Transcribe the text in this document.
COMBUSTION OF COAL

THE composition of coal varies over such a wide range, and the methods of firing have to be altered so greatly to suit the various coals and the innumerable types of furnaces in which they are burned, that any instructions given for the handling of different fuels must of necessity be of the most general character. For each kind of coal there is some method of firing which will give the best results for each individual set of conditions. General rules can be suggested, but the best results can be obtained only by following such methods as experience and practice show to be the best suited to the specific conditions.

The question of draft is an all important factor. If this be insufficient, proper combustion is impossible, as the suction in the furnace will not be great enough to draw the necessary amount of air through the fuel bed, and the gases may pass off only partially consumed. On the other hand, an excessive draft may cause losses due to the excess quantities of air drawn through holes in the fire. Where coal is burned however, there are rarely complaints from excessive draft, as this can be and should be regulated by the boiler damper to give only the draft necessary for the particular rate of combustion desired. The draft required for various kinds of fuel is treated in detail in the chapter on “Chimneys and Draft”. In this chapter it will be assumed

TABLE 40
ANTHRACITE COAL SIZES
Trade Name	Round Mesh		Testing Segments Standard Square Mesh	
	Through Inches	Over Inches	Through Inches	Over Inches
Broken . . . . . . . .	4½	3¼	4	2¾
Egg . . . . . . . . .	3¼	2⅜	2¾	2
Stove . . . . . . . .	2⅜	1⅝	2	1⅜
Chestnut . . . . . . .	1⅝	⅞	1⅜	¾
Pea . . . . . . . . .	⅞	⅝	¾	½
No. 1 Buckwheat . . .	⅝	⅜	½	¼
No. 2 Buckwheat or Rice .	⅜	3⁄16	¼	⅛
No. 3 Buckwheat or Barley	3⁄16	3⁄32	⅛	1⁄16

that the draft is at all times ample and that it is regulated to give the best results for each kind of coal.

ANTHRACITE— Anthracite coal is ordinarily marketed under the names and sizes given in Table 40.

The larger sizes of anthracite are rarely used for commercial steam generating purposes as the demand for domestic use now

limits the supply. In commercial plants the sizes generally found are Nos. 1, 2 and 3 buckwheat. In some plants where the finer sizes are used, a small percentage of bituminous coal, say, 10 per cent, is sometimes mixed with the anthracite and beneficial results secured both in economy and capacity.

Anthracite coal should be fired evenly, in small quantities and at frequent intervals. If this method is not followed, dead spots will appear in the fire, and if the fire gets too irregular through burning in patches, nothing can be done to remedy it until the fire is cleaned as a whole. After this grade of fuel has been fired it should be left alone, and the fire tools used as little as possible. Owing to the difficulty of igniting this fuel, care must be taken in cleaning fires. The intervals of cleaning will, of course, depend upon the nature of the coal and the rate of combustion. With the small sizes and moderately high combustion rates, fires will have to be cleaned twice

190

● ● ● ● ● ● ●

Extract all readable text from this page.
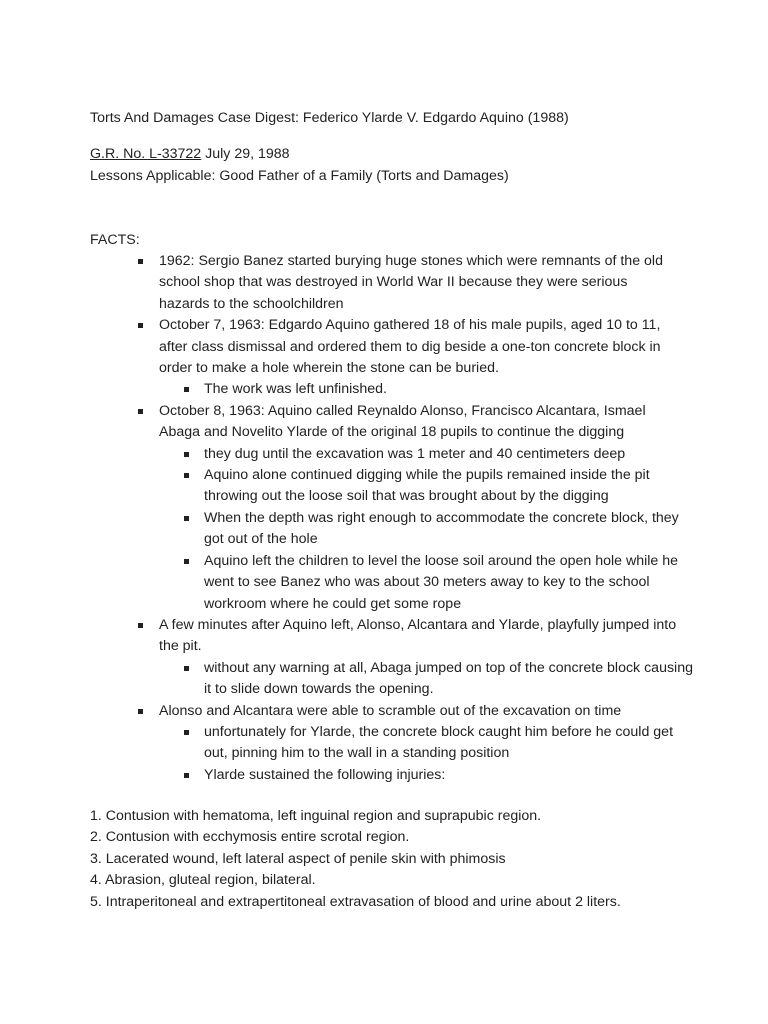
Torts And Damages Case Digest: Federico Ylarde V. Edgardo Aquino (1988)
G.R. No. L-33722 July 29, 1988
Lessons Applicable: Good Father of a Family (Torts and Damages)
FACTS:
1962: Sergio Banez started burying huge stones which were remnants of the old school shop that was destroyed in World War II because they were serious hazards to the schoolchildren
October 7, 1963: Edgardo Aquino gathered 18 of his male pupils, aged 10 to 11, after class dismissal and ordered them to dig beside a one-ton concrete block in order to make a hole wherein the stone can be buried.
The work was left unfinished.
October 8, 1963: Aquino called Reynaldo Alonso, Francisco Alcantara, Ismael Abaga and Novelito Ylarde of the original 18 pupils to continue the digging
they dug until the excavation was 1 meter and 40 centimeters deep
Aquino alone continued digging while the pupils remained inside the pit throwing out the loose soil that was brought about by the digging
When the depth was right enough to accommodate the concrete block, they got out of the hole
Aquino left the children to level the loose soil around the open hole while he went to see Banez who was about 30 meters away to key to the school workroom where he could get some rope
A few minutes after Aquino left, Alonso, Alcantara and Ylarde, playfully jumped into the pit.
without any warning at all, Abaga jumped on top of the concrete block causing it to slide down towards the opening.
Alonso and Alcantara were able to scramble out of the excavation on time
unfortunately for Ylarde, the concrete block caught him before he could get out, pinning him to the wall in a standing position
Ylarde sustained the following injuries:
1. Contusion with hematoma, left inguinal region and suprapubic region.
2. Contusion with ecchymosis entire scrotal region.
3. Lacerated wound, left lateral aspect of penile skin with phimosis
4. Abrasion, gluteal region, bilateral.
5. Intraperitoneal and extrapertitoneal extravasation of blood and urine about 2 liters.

● ● ● ● ● ● ●

_WHAT NEEDS TO BE DONE_
Copy every line of the listing containing the string "some".

_FINISHED ANSWER_
THE composition of coal varies over such a wide range, and the methods of firing have to be altered so greatly to suit the various coals and the innumerable types of furnaces in which they are burned, that any instructions given for the handling of different fuels must of necessity be of the most general character. For each kind of coal there is some method of firing which will give the best results for each individual set of conditions. General rules can be suggested, but the best results can be obtained only by following such methods as experience and practice show to be the best suited to the specific conditions.
limits the supply. In commercial plants the sizes generally found are Nos. 1, 2 and 3 buckwheat. In some plants where the finer sizes are used, a small percentage of bituminous coal, say, 10 per cent, is sometimes mixed with the anthracite and beneficial results secured both in economy and capacity.
Aquino left the children to level the loose soil around the open hole while he went to see Banez who was about 30 meters away to key to the school workroom where he could get some rope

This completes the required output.